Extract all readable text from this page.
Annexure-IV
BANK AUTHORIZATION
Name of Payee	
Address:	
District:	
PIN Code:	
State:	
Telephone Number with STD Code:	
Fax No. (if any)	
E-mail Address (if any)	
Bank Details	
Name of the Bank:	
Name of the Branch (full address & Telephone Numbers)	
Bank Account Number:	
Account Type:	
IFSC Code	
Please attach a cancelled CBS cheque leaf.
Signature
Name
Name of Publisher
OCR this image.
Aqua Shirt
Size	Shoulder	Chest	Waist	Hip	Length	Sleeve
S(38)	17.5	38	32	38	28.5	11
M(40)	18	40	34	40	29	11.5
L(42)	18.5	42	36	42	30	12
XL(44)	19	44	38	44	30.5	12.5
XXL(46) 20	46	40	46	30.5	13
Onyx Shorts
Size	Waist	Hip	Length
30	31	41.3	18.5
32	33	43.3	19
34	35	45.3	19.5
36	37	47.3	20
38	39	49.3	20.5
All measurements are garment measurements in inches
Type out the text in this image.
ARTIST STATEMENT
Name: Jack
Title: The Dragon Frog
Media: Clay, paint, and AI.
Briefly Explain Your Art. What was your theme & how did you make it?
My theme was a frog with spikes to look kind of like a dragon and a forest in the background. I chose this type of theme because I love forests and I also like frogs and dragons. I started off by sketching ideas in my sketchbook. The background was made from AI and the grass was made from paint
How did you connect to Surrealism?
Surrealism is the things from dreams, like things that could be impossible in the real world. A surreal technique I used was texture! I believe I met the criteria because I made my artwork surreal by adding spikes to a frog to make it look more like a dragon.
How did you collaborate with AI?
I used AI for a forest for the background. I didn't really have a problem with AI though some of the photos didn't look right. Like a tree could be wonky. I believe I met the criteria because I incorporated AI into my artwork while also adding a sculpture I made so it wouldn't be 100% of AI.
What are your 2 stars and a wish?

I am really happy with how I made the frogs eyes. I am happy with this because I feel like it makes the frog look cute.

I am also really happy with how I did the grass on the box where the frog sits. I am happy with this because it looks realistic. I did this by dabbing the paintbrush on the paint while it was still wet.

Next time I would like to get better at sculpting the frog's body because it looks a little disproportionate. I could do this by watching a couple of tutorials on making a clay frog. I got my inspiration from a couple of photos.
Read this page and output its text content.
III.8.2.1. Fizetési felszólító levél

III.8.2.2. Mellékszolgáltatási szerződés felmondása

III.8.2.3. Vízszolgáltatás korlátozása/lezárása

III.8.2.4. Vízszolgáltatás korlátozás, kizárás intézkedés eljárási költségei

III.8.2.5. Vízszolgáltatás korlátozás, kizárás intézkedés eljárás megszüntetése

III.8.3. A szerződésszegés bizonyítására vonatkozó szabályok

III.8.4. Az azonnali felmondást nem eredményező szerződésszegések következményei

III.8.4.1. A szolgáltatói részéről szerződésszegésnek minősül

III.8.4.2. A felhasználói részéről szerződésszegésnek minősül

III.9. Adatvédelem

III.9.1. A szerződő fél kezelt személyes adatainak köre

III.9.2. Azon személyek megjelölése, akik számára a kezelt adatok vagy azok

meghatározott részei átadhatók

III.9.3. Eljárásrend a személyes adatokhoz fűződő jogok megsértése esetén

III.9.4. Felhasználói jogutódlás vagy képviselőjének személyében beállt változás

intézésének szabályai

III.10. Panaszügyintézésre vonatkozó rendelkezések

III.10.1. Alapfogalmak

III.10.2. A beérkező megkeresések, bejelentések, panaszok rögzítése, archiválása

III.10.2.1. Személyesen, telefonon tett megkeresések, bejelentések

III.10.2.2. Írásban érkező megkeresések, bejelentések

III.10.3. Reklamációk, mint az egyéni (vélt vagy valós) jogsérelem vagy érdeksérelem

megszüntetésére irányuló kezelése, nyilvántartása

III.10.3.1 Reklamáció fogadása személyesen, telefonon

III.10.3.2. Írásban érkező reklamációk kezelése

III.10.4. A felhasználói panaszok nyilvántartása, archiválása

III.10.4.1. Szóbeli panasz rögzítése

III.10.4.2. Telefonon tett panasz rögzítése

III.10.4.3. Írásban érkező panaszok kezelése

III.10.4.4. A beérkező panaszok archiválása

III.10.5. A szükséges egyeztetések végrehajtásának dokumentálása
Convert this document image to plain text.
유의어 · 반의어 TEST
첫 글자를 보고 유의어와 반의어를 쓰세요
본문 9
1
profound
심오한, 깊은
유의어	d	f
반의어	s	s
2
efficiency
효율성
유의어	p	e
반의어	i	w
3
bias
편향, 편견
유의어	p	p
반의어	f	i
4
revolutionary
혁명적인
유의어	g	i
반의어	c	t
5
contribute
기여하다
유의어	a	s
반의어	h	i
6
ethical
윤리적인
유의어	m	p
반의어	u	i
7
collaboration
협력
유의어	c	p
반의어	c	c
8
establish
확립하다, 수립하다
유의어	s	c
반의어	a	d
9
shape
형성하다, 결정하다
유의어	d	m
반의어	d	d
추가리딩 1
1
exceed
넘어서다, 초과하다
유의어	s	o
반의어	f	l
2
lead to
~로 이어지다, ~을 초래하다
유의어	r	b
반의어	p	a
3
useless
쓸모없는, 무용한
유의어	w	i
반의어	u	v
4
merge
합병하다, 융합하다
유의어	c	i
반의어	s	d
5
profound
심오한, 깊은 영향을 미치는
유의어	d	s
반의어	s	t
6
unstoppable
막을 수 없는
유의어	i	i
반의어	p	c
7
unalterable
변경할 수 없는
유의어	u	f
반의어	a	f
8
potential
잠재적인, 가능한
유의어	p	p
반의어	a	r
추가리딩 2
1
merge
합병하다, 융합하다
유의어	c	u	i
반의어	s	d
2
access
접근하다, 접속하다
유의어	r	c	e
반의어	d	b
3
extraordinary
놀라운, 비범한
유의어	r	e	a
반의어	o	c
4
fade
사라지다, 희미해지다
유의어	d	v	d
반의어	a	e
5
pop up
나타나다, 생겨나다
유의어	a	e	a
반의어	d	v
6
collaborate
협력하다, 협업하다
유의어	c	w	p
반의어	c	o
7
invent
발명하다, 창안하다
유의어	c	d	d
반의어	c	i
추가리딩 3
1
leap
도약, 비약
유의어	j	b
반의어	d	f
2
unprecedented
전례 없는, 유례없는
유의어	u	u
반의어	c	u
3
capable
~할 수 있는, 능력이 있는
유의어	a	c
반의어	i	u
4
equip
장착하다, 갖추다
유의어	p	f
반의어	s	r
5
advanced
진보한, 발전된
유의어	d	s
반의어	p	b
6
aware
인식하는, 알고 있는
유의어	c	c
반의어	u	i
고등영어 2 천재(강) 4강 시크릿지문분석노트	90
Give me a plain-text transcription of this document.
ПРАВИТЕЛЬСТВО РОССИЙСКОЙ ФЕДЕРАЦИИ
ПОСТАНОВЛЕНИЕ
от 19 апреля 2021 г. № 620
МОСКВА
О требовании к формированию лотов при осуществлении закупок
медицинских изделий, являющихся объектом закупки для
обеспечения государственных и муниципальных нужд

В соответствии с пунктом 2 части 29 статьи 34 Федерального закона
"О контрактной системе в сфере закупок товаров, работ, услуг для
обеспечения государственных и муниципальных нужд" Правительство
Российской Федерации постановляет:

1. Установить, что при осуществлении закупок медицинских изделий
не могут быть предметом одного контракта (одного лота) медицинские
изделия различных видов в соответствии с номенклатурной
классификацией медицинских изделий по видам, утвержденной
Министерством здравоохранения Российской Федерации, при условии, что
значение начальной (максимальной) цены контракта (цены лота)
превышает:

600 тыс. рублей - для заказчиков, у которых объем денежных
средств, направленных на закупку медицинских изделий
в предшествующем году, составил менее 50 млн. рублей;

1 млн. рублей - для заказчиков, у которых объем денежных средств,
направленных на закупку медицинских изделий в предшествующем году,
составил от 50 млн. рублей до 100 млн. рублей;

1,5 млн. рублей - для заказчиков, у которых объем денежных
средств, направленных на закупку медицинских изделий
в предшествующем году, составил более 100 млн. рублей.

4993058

* * * * * * *

Work instructions. Report every line in the data above in which the word "Waist" appears.

Written answer.
Size	Shoulder	Chest	Waist	Hip	Length	Sleeve
Size	Waist	Hip	Length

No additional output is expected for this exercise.